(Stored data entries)
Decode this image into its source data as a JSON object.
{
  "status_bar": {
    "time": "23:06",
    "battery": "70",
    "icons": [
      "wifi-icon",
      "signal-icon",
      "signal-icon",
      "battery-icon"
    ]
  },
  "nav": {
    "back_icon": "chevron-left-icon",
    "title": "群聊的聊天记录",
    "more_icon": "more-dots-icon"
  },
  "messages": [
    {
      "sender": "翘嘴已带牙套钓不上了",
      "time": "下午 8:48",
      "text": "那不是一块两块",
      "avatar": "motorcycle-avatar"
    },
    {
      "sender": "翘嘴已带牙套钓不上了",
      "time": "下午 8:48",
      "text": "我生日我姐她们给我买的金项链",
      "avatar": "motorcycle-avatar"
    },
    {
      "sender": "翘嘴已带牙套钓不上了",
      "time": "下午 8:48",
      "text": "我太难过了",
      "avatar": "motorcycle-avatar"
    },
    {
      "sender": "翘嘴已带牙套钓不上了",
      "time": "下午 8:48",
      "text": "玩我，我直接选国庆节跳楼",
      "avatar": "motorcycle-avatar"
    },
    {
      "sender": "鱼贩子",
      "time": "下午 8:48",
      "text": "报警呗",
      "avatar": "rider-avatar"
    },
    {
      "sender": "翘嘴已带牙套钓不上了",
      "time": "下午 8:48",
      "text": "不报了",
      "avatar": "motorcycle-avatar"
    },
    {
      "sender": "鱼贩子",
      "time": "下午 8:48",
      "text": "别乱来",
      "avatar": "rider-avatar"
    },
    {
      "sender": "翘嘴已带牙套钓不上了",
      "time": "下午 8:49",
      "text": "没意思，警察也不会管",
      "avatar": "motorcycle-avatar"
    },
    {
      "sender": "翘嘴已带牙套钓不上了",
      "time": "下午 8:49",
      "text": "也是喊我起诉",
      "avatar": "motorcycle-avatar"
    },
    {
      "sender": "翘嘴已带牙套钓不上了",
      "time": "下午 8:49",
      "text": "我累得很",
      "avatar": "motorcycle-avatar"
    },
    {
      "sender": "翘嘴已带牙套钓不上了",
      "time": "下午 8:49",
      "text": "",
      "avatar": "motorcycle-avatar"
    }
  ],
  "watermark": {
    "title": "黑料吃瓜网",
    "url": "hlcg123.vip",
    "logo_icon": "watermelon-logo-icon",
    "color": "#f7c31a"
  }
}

§ **JOB**: Copy every line exactly. Leave nothing out.

§ **TASK OUTPUT**:
Decode this image into its source data as a JSON object.
{
  "status_bar": {
    "time": "23:06",
    "battery": "70",
    "icons": [
      "wifi-icon",
      "signal-icon",
      "signal-icon",
      "battery-icon"
    ]
  },
  "nav": {
    "back_icon": "chevron-left-icon",
    "title": "群聊的聊天记录",
    "more_icon": "more-dots-icon"
  },
  "messages": [
    {
      "sender": "翘嘴已带牙套钓不上了",
      "time": "下午 8:48",
      "text": "那不是一块两块",
      "avatar": "motorcycle-avatar"
    },
    {
      "sender": "翘嘴已带牙套钓不上了",
      "time": "下午 8:48",
      "text": "我生日我姐她们给我买的金项链",
      "avatar": "motorcycle-avatar"
    },
    {
      "sender": "翘嘴已带牙套钓不上了",
      "time": "下午 8:48",
      "text": "我太难过了",
      "avatar": "motorcycle-avatar"
    },
    {
      "sender": "翘嘴已带牙套钓不上了",
      "time": "下午 8:48",
      "text": "玩我，我直接选国庆节跳楼",
      "avatar": "motorcycle-avatar"
    },
    {
      "sender": "鱼贩子",
      "time": "下午 8:48",
      "text": "报警呗",
      "avatar": "rider-avatar"
    },
    {
      "sender": "翘嘴已带牙套钓不上了",
      "time": "下午 8:48",
      "text": "不报了",
      "avatar": "motorcycle-avatar"
    },
    {
      "sender": "鱼贩子",
      "time": "下午 8:48",
      "text": "别乱来",
      "avatar": "rider-avatar"
    },
    {
      "sender": "翘嘴已带牙套钓不上了",
      "time": "下午 8:49",
      "text": "没意思，警察也不会管",
      "avatar": "motorcycle-avatar"
    },
    {
      "sender": "翘嘴已带牙套钓不上了",
      "time": "下午 8:49",
      "text": "也是喊我起诉",
      "avatar": "motorcycle-avatar"
    },
    {
      "sender": "翘嘴已带牙套钓不上了",
      "time": "下午 8:49",
      "text": "我累得很",
      "avatar": "motorcycle-avatar"
    },
    {
      "sender": "翘嘴已带牙套钓不上了",
      "time": "下午 8:49",
      "text": "",
      "avatar": "motorcycle-avatar"
    }
  ],
  "watermark": {
    "title": "黑料吃瓜网",
    "url": "hlcg123.vip",
    "logo_icon": "watermelon-logo-icon",
    "color": "#f7c31a"
  }
}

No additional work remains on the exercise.